-- SUPPLIED ENTRIES start --

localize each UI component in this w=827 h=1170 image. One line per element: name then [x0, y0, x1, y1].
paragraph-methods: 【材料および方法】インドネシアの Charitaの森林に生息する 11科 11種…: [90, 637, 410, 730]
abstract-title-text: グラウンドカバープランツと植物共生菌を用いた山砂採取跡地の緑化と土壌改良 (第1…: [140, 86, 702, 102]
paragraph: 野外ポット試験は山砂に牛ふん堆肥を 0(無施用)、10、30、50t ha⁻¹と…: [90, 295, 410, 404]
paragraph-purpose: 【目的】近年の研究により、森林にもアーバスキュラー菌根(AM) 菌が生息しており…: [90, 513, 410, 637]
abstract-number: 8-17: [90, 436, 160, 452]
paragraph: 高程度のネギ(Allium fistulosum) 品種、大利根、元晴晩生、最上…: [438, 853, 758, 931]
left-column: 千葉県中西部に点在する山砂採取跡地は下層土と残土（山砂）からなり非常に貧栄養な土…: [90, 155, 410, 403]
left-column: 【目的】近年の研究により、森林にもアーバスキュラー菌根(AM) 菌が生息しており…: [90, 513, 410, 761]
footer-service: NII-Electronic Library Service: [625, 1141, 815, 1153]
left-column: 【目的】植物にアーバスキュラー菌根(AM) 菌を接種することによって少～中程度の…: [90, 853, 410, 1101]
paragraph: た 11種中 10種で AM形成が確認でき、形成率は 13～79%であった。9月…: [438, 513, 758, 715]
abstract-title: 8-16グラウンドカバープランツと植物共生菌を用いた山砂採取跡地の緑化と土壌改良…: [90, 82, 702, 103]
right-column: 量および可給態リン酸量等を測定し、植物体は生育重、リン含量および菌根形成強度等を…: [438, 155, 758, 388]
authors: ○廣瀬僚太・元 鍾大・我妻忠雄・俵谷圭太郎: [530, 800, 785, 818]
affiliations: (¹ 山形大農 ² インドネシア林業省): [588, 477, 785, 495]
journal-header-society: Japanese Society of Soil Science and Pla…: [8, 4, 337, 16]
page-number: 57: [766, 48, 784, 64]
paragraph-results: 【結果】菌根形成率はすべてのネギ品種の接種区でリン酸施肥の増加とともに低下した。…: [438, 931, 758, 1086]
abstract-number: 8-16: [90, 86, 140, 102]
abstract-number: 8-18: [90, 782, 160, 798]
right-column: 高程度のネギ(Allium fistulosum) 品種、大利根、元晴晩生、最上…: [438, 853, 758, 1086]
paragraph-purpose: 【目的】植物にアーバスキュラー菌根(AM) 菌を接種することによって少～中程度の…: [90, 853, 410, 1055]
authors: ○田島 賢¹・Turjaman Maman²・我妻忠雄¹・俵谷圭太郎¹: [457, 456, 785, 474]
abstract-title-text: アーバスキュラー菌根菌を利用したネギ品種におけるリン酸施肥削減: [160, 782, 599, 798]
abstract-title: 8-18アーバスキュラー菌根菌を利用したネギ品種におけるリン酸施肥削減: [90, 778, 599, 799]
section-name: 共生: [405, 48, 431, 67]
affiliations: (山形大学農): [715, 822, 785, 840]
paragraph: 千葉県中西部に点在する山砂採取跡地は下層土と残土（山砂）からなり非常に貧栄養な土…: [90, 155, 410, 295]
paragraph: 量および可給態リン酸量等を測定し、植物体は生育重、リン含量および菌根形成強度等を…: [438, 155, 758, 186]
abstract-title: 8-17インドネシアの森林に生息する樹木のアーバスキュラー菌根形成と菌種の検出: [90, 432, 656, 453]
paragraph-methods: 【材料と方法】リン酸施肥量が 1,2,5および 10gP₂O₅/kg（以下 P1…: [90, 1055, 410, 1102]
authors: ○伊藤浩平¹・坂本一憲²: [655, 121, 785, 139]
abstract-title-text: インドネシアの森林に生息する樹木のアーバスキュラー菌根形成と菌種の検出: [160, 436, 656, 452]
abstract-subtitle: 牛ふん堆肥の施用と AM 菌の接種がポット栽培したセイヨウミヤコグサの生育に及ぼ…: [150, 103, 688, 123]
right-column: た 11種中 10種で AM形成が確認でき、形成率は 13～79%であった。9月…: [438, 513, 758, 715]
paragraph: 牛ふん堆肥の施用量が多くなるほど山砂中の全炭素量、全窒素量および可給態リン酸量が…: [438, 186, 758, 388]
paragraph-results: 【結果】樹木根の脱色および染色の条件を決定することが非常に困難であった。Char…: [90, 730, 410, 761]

-- SUPPLIED ENTRIES end --

▸ EXERCISE DETAILS
Please rewrite every item above with "abstract-number" replaced by "abstract-id", changing nothing else.

▸ EXERCISE OUTPUT
localize each UI component in this w=827 h=1170 image. One line per element: name then [x0, y0, x1, y1].
paragraph-methods: 【材料および方法】インドネシアの Charitaの森林に生息する 11科 11種…: [90, 637, 410, 730]
abstract-title-text: グラウンドカバープランツと植物共生菌を用いた山砂採取跡地の緑化と土壌改良 (第1…: [140, 86, 702, 102]
paragraph: 野外ポット試験は山砂に牛ふん堆肥を 0(無施用)、10、30、50t ha⁻¹と…: [90, 295, 410, 404]
paragraph-purpose: 【目的】近年の研究により、森林にもアーバスキュラー菌根(AM) 菌が生息しており…: [90, 513, 410, 637]
abstract-id: 8-17: [90, 436, 160, 452]
paragraph: 高程度のネギ(Allium fistulosum) 品種、大利根、元晴晩生、最上…: [438, 853, 758, 931]
left-column: 千葉県中西部に点在する山砂採取跡地は下層土と残土（山砂）からなり非常に貧栄養な土…: [90, 155, 410, 403]
left-column: 【目的】近年の研究により、森林にもアーバスキュラー菌根(AM) 菌が生息しており…: [90, 513, 410, 761]
footer-service: NII-Electronic Library Service: [625, 1141, 815, 1153]
left-column: 【目的】植物にアーバスキュラー菌根(AM) 菌を接種することによって少～中程度の…: [90, 853, 410, 1101]
paragraph: た 11種中 10種で AM形成が確認でき、形成率は 13～79%であった。9月…: [438, 513, 758, 715]
abstract-title: 8-16グラウンドカバープランツと植物共生菌を用いた山砂採取跡地の緑化と土壌改良…: [90, 82, 702, 103]
right-column: 量および可給態リン酸量等を測定し、植物体は生育重、リン含量および菌根形成強度等を…: [438, 155, 758, 388]
authors: ○廣瀬僚太・元 鍾大・我妻忠雄・俵谷圭太郎: [530, 800, 785, 818]
affiliations: (¹ 山形大農 ² インドネシア林業省): [588, 477, 785, 495]
journal-header-society: Japanese Society of Soil Science and Pla…: [8, 4, 337, 16]
page-number: 57: [766, 48, 784, 64]
paragraph-results: 【結果】菌根形成率はすべてのネギ品種の接種区でリン酸施肥の増加とともに低下した。…: [438, 931, 758, 1086]
abstract-id: 8-16: [90, 86, 140, 102]
abstract-id: 8-18: [90, 782, 160, 798]
right-column: 高程度のネギ(Allium fistulosum) 品種、大利根、元晴晩生、最上…: [438, 853, 758, 1086]
paragraph-purpose: 【目的】植物にアーバスキュラー菌根(AM) 菌を接種することによって少～中程度の…: [90, 853, 410, 1055]
authors: ○田島 賢¹・Turjaman Maman²・我妻忠雄¹・俵谷圭太郎¹: [457, 456, 785, 474]
abstract-title-text: アーバスキュラー菌根菌を利用したネギ品種におけるリン酸施肥削減: [160, 782, 599, 798]
abstract-title: 8-18アーバスキュラー菌根菌を利用したネギ品種におけるリン酸施肥削減: [90, 778, 599, 799]
section-name: 共生: [405, 48, 431, 67]
affiliations: (山形大学農): [715, 822, 785, 840]
paragraph: 千葉県中西部に点在する山砂採取跡地は下層土と残土（山砂）からなり非常に貧栄養な土…: [90, 155, 410, 295]
paragraph: 量および可給態リン酸量等を測定し、植物体は生育重、リン含量および菌根形成強度等を…: [438, 155, 758, 186]
abstract-title: 8-17インドネシアの森林に生息する樹木のアーバスキュラー菌根形成と菌種の検出: [90, 432, 656, 453]
paragraph-methods: 【材料と方法】リン酸施肥量が 1,2,5および 10gP₂O₅/kg（以下 P1…: [90, 1055, 410, 1102]
authors: ○伊藤浩平¹・坂本一憲²: [655, 121, 785, 139]
abstract-title-text: インドネシアの森林に生息する樹木のアーバスキュラー菌根形成と菌種の検出: [160, 436, 656, 452]
abstract-subtitle: 牛ふん堆肥の施用と AM 菌の接種がポット栽培したセイヨウミヤコグサの生育に及ぼ…: [150, 103, 688, 123]
right-column: た 11種中 10種で AM形成が確認でき、形成率は 13～79%であった。9月…: [438, 513, 758, 715]
paragraph: 牛ふん堆肥の施用量が多くなるほど山砂中の全炭素量、全窒素量および可給態リン酸量が…: [438, 186, 758, 388]
paragraph-results: 【結果】樹木根の脱色および染色の条件を決定することが非常に困難であった。Char…: [90, 730, 410, 761]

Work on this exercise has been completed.